• Provided data:
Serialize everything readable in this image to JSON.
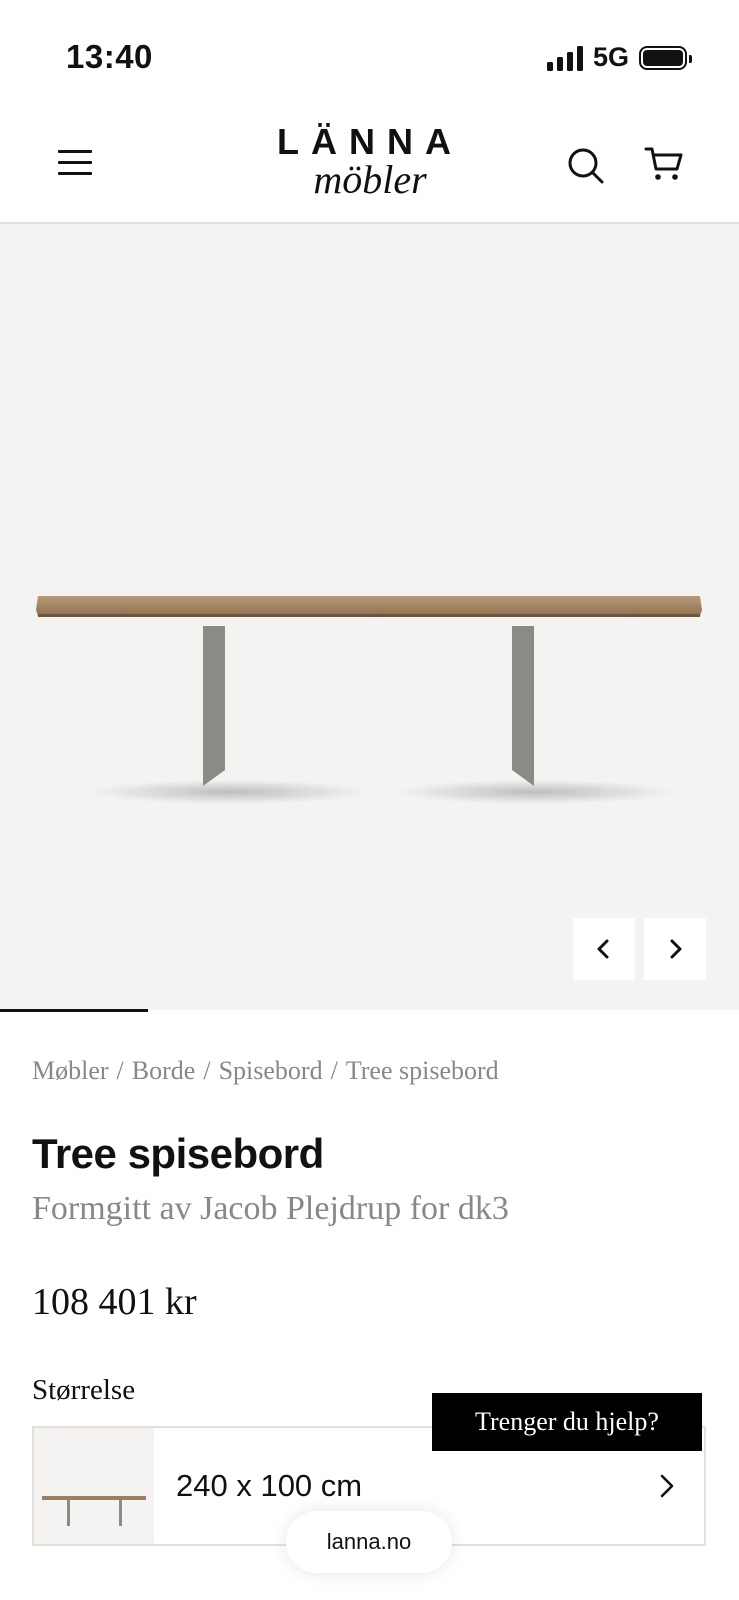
{
  "status_bar": {
    "time": "13:40",
    "network": "5G",
    "icons": [
      "signal-icon",
      "battery-icon"
    ]
  },
  "header": {
    "logo_top": "LÄNNA",
    "logo_bottom": "möbler",
    "icons": [
      "menu-icon",
      "search-icon",
      "cart-icon"
    ]
  },
  "gallery": {
    "image": "table-product-image",
    "current_slide": 1,
    "icons": [
      "chevron-left-icon",
      "chevron-right-icon"
    ]
  },
  "breadcrumb": {
    "items": [
      "Møbler",
      "Borde",
      "Spisebord",
      "Tree spisebord"
    ],
    "separator": "/"
  },
  "product": {
    "title": "Tree spisebord",
    "subtitle": "Formgitt av Jacob Plejdrup for dk3",
    "price": "108 401 kr",
    "size_label": "Størrelse",
    "selected_size": "240 x 100 cm"
  },
  "help_button": {
    "label": "Trenger du hjelp?"
  },
  "browser": {
    "url": "lanna.no"
  },
  "colors": {
    "accent": "#000000",
    "muted_text": "#8a8884",
    "border": "#e4e1d8",
    "image_bg": "#f4f3f1",
    "wood": "#a0805f"
  }
}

• Directive:
Exclude all images and restate the records above word for word.

• Complete response:
Serialize everything readable in this image to JSON.
{
  "status_bar": {
    "time": "13:40",
    "network": "5G",
    "icons": [
      "signal-icon",
      "battery-icon"
    ]
  },
  "header": {
    "logo_top": "LÄNNA",
    "logo_bottom": "möbler",
    "icons": [
      "menu-icon",
      "search-icon",
      "cart-icon"
    ]
  },
  "gallery": {
    "image": "table-product-image",
    "current_slide": 1,
    "icons": [
      "chevron-left-icon",
      "chevron-right-icon"
    ]
  },
  "breadcrumb": {
    "items": [
      "Møbler",
      "Borde",
      "Spisebord",
      "Tree spisebord"
    ],
    "separator": "/"
  },
  "product": {
    "title": "Tree spisebord",
    "subtitle": "Formgitt av Jacob Plejdrup for dk3",
    "price": "108 401 kr",
    "size_label": "Størrelse",
    "selected_size": "240 x 100 cm"
  },
  "help_button": {
    "label": "Trenger du hjelp?"
  },
  "browser": {
    "url": "lanna.no"
  },
  "colors": {
    "accent": "#000000",
    "muted_text": "#8a8884",
    "border": "#e4e1d8",
    "image_bg": "#f4f3f1",
    "wood": "#a0805f"
  }
}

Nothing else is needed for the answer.